Stated goal – Copy every record exactly, and keep the pictures out.

(Extracted data entries)
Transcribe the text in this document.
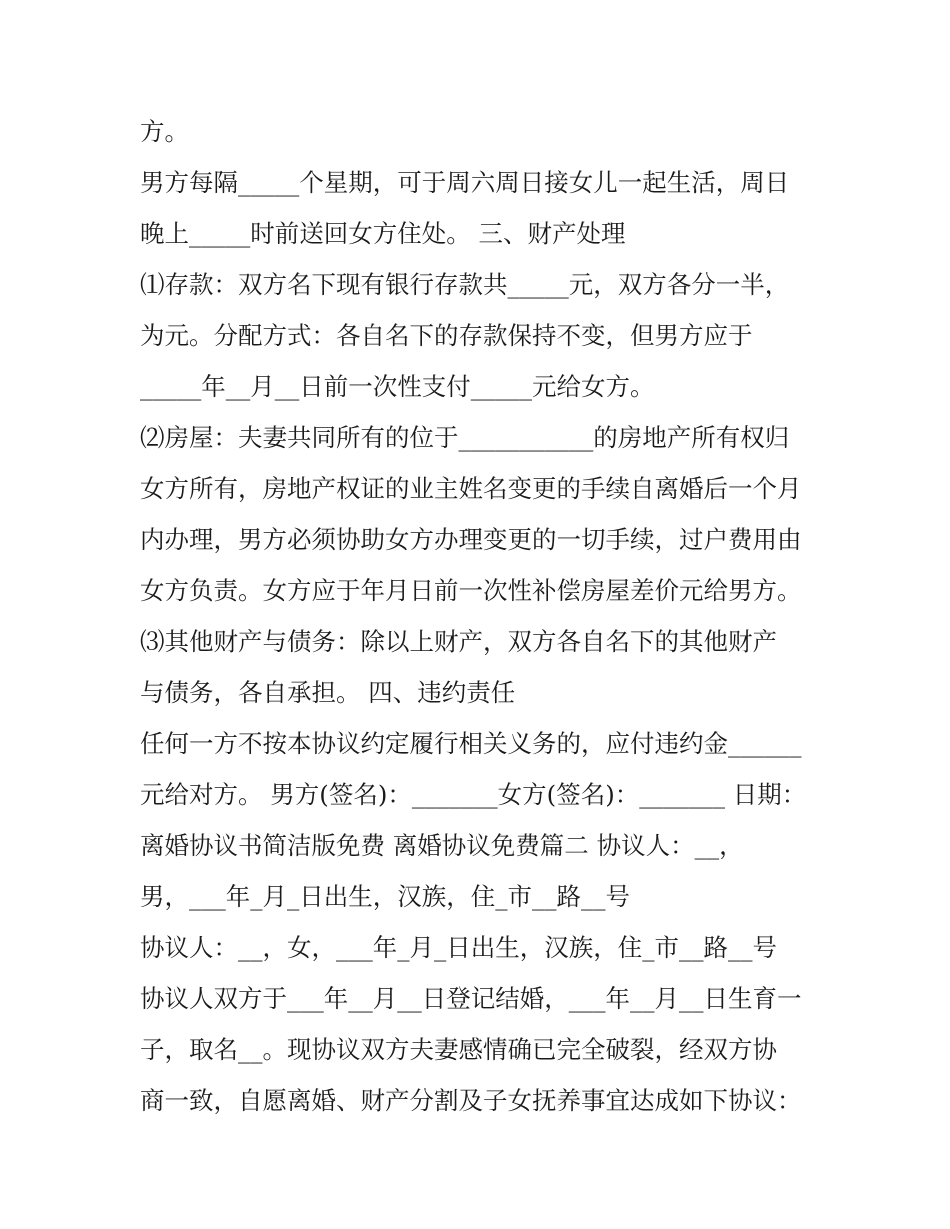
方。
男方每隔_____个星期，可于周六周日接女儿一起生活，周日
晚上_____时前送回女方住处。 三、财产处理
⑴存款：双方名下现有银行存款共_____元，双方各分一半，
为元。分配方式：各自名下的存款保持不变，但男方应于
_____年__月__日前一次性支付_____元给女方。
⑵房屋：夫妻共同所有的位于___________的房地产所有权归
女方所有，房地产权证的业主姓名变更的手续自离婚后一个月
内办理，男方必须协助女方办理变更的一切手续，过户费用由
女方负责。女方应于年月日前一次性补偿房屋差价元给男方。
⑶其他财产与债务：除以上财产，双方各自名下的其他财产
与债务，各自承担。 四、违约责任
任何一方不按本协议约定履行相关义务的，应付违约金______
元给对方。 男方(签名)：_______女方(签名)：_______ 日期：
离婚协议书简洁版免费 离婚协议免费篇二 协议人：__，
男，___年_月_日出生，汉族，住_市__路__号
协议人：__，女，___年_月_日出生，汉族，住_市__路__号
协议人双方于___年__月__日登记结婚，___年__月__日生育一
子，取名__。现协议双方夫妻感情确已完全破裂，经双方协
商一致，自愿离婚、财产分割及子女抚养事宜达成如下协议：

Response to the task –
Transcribe the text in this document.
方。
男方每隔_____个星期，可于周六周日接女儿一起生活，周日
晚上_____时前送回女方住处。 三、财产处理
⑴存款：双方名下现有银行存款共_____元，双方各分一半，
为元。分配方式：各自名下的存款保持不变，但男方应于
_____年__月__日前一次性支付_____元给女方。
⑵房屋：夫妻共同所有的位于___________的房地产所有权归
女方所有，房地产权证的业主姓名变更的手续自离婚后一个月
内办理，男方必须协助女方办理变更的一切手续，过户费用由
女方负责。女方应于年月日前一次性补偿房屋差价元给男方。
⑶其他财产与债务：除以上财产，双方各自名下的其他财产
与债务，各自承担。 四、违约责任
任何一方不按本协议约定履行相关义务的，应付违约金______
元给对方。 男方(签名)：_______女方(签名)：_______ 日期：
离婚协议书简洁版免费 离婚协议免费篇二 协议人：__，
男，___年_月_日出生，汉族，住_市__路__号
协议人：__，女，___年_月_日出生，汉族，住_市__路__号
协议人双方于___年__月__日登记结婚，___年__月__日生育一
子，取名__。现协议双方夫妻感情确已完全破裂，经双方协
商一致，自愿离婚、财产分割及子女抚养事宜达成如下协议：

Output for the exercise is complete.